> **What needs to be done**
Make an exact copy of all the records.
>> Start Dataset rows
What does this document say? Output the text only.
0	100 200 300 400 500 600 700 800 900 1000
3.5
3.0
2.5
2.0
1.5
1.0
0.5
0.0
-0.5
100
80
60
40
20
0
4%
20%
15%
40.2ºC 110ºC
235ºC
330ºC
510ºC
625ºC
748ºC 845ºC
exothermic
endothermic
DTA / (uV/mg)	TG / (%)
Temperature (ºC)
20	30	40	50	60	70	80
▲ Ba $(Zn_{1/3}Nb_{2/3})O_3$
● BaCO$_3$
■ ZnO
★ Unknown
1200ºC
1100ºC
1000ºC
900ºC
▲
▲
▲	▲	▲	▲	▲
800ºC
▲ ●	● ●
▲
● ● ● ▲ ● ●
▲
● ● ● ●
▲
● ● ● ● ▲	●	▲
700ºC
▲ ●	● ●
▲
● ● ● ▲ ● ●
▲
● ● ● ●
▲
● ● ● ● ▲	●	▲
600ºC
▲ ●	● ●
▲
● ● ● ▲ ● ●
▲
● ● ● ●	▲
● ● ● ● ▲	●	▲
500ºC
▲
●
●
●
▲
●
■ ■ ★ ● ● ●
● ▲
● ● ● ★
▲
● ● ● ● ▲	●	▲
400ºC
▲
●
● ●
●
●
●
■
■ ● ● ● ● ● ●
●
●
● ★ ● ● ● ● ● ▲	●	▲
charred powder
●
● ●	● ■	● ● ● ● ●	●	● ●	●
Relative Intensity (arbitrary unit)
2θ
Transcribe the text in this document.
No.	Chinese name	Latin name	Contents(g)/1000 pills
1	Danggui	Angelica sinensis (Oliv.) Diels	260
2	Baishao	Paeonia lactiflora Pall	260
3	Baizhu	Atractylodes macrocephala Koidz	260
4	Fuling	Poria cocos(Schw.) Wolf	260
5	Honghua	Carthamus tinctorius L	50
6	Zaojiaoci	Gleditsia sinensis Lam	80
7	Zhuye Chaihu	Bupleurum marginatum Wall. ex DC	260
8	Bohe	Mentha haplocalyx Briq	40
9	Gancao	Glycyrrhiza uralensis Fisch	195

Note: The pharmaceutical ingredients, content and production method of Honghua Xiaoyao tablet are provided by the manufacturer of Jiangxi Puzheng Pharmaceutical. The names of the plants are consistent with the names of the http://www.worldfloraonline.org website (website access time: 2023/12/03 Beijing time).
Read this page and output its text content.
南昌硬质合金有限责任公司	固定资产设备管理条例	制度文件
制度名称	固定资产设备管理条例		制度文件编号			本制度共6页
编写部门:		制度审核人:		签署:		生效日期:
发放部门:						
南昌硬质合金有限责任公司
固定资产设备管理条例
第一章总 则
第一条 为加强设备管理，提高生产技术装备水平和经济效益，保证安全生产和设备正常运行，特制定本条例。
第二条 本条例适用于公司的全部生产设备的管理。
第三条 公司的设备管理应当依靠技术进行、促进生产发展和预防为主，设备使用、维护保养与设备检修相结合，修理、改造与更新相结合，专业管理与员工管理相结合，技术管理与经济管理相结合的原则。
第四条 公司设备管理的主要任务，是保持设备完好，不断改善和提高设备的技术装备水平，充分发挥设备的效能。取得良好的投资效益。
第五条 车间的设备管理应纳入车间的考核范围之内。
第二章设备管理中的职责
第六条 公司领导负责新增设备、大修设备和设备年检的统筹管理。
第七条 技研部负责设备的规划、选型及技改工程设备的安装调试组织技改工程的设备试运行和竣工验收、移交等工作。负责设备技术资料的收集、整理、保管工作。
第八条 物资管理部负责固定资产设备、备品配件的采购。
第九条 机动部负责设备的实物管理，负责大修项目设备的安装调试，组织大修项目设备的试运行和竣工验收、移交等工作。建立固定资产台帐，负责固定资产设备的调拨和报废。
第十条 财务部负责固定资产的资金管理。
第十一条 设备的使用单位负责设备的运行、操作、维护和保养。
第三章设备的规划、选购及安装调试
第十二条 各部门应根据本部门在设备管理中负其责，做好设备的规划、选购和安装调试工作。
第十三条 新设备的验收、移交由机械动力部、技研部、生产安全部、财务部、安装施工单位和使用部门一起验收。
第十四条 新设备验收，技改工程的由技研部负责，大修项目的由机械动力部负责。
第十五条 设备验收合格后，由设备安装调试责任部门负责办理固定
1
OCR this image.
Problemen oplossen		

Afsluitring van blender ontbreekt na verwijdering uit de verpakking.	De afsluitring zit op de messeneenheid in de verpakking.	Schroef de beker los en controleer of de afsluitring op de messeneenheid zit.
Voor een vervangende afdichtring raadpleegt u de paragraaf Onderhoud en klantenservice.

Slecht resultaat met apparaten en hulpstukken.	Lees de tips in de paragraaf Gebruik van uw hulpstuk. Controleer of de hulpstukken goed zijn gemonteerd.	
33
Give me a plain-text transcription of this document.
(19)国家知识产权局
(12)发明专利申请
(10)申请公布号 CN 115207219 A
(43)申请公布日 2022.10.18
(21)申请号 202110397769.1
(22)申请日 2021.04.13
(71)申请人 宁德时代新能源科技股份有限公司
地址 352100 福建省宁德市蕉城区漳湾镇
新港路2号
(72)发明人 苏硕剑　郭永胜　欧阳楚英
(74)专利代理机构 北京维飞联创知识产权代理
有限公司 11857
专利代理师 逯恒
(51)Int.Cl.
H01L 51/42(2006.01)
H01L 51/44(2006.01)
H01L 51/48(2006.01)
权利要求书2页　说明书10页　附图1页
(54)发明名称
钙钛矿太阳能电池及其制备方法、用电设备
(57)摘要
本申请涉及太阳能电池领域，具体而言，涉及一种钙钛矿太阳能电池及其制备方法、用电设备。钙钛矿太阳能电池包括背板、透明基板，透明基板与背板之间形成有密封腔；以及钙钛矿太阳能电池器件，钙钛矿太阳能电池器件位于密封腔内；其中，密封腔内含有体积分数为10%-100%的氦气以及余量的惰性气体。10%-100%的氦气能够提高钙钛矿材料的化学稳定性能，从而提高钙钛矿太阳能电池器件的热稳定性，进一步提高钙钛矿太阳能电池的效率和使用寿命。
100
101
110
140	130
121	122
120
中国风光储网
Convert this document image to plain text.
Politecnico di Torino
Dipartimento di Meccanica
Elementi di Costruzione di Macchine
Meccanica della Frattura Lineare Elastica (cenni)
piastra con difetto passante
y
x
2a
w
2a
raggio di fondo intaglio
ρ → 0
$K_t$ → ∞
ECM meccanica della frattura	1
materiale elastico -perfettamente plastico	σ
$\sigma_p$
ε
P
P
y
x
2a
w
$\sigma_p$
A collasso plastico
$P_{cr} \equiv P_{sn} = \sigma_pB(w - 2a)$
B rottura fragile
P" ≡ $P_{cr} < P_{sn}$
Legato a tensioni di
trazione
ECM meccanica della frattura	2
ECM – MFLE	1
>> End Dataset rows
> **The answer**
What does this document say? Output the text only.
0	100 200 300 400 500 600 700 800 900 1000
3.5
3.0
2.5
2.0
1.5
1.0
0.5
0.0
-0.5
100
80
60
40
20
0
4%
20%
15%
40.2ºC 110ºC
235ºC
330ºC
510ºC
625ºC
748ºC 845ºC
exothermic
endothermic
DTA / (uV/mg)	TG / (%)
Temperature (ºC)
20	30	40	50	60	70	80
▲ Ba $(Zn_{1/3}Nb_{2/3})O_3$
● BaCO$_3$
■ ZnO
★ Unknown
1200ºC
1100ºC
1000ºC
900ºC
▲
▲
▲	▲	▲	▲	▲
800ºC
▲ ●	● ●
▲
● ● ● ▲ ● ●
▲
● ● ● ●
▲
● ● ● ● ▲	●	▲
700ºC
▲ ●	● ●
▲
● ● ● ▲ ● ●
▲
● ● ● ●
▲
● ● ● ● ▲	●	▲
600ºC
▲ ●	● ●
▲
● ● ● ▲ ● ●
▲
● ● ● ●	▲
● ● ● ● ▲	●	▲
500ºC
▲
●
●
●
▲
●
■ ■ ★ ● ● ●
● ▲
● ● ● ★
▲
● ● ● ● ▲	●	▲
400ºC
▲
●
● ●
●
●
●
■
■ ● ● ● ● ● ●
●
●
● ★ ● ● ● ● ● ▲	●	▲
charred powder
●
● ●	● ■	● ● ● ● ●	●	● ●	●
Relative Intensity (arbitrary unit)
2θ
Transcribe the text in this document.
No.	Chinese name	Latin name	Contents(g)/1000 pills
1	Danggui	Angelica sinensis (Oliv.) Diels	260
2	Baishao	Paeonia lactiflora Pall	260
3	Baizhu	Atractylodes macrocephala Koidz	260
4	Fuling	Poria cocos(Schw.) Wolf	260
5	Honghua	Carthamus tinctorius L	50
6	Zaojiaoci	Gleditsia sinensis Lam	80
7	Zhuye Chaihu	Bupleurum marginatum Wall. ex DC	260
8	Bohe	Mentha haplocalyx Briq	40
9	Gancao	Glycyrrhiza uralensis Fisch	195

Note: The pharmaceutical ingredients, content and production method of Honghua Xiaoyao tablet are provided by the manufacturer of Jiangxi Puzheng Pharmaceutical. The names of the plants are consistent with the names of the http://www.worldfloraonline.org website (website access time: 2023/12/03 Beijing time).
Read this page and output its text content.
南昌硬质合金有限责任公司	固定资产设备管理条例	制度文件
制度名称	固定资产设备管理条例		制度文件编号			本制度共6页
编写部门:		制度审核人:		签署:		生效日期:
发放部门:						
南昌硬质合金有限责任公司
固定资产设备管理条例
第一章总 则
第一条 为加强设备管理，提高生产技术装备水平和经济效益，保证安全生产和设备正常运行，特制定本条例。
第二条 本条例适用于公司的全部生产设备的管理。
第三条 公司的设备管理应当依靠技术进行、促进生产发展和预防为主，设备使用、维护保养与设备检修相结合，修理、改造与更新相结合，专业管理与员工管理相结合，技术管理与经济管理相结合的原则。
第四条 公司设备管理的主要任务，是保持设备完好，不断改善和提高设备的技术装备水平，充分发挥设备的效能。取得良好的投资效益。
第五条 车间的设备管理应纳入车间的考核范围之内。
第二章设备管理中的职责
第六条 公司领导负责新增设备、大修设备和设备年检的统筹管理。
第七条 技研部负责设备的规划、选型及技改工程设备的安装调试组织技改工程的设备试运行和竣工验收、移交等工作。负责设备技术资料的收集、整理、保管工作。
第八条 物资管理部负责固定资产设备、备品配件的采购。
第九条 机动部负责设备的实物管理，负责大修项目设备的安装调试，组织大修项目设备的试运行和竣工验收、移交等工作。建立固定资产台帐，负责固定资产设备的调拨和报废。
第十条 财务部负责固定资产的资金管理。
第十一条 设备的使用单位负责设备的运行、操作、维护和保养。
第三章设备的规划、选购及安装调试
第十二条 各部门应根据本部门在设备管理中负其责，做好设备的规划、选购和安装调试工作。
第十三条 新设备的验收、移交由机械动力部、技研部、生产安全部、财务部、安装施工单位和使用部门一起验收。
第十四条 新设备验收，技改工程的由技研部负责，大修项目的由机械动力部负责。
第十五条 设备验收合格后，由设备安装调试责任部门负责办理固定
1
OCR this image.
Problemen oplossen		

Afsluitring van blender ontbreekt na verwijdering uit de verpakking.	De afsluitring zit op de messeneenheid in de verpakking.	Schroef de beker los en controleer of de afsluitring op de messeneenheid zit.
Voor een vervangende afdichtring raadpleegt u de paragraaf Onderhoud en klantenservice.

Slecht resultaat met apparaten en hulpstukken.	Lees de tips in de paragraaf Gebruik van uw hulpstuk. Controleer of de hulpstukken goed zijn gemonteerd.	
33
Give me a plain-text transcription of this document.
(19)国家知识产权局
(12)发明专利申请
(10)申请公布号 CN 115207219 A
(43)申请公布日 2022.10.18
(21)申请号 202110397769.1
(22)申请日 2021.04.13
(71)申请人 宁德时代新能源科技股份有限公司
地址 352100 福建省宁德市蕉城区漳湾镇
新港路2号
(72)发明人 苏硕剑　郭永胜　欧阳楚英
(74)专利代理机构 北京维飞联创知识产权代理
有限公司 11857
专利代理师 逯恒
(51)Int.Cl.
H01L 51/42(2006.01)
H01L 51/44(2006.01)
H01L 51/48(2006.01)
权利要求书2页　说明书10页　附图1页
(54)发明名称
钙钛矿太阳能电池及其制备方法、用电设备
(57)摘要
本申请涉及太阳能电池领域，具体而言，涉及一种钙钛矿太阳能电池及其制备方法、用电设备。钙钛矿太阳能电池包括背板、透明基板，透明基板与背板之间形成有密封腔；以及钙钛矿太阳能电池器件，钙钛矿太阳能电池器件位于密封腔内；其中，密封腔内含有体积分数为10%-100%的氦气以及余量的惰性气体。10%-100%的氦气能够提高钙钛矿材料的化学稳定性能，从而提高钙钛矿太阳能电池器件的热稳定性，进一步提高钙钛矿太阳能电池的效率和使用寿命。
100
101
110
140	130
121	122
120
中国风光储网
Convert this document image to plain text.
Politecnico di Torino
Dipartimento di Meccanica
Elementi di Costruzione di Macchine
Meccanica della Frattura Lineare Elastica (cenni)
piastra con difetto passante
y
x
2a
w
2a
raggio di fondo intaglio
ρ → 0
$K_t$ → ∞
ECM meccanica della frattura	1
materiale elastico -perfettamente plastico	σ
$\sigma_p$
ε
P
P
y
x
2a
w
$\sigma_p$
A collasso plastico
$P_{cr} \equiv P_{sn} = \sigma_pB(w - 2a)$
B rottura fragile
P" ≡ $P_{cr} < P_{sn}$
Legato a tensioni di
trazione
ECM meccanica della frattura	2
ECM – MFLE	1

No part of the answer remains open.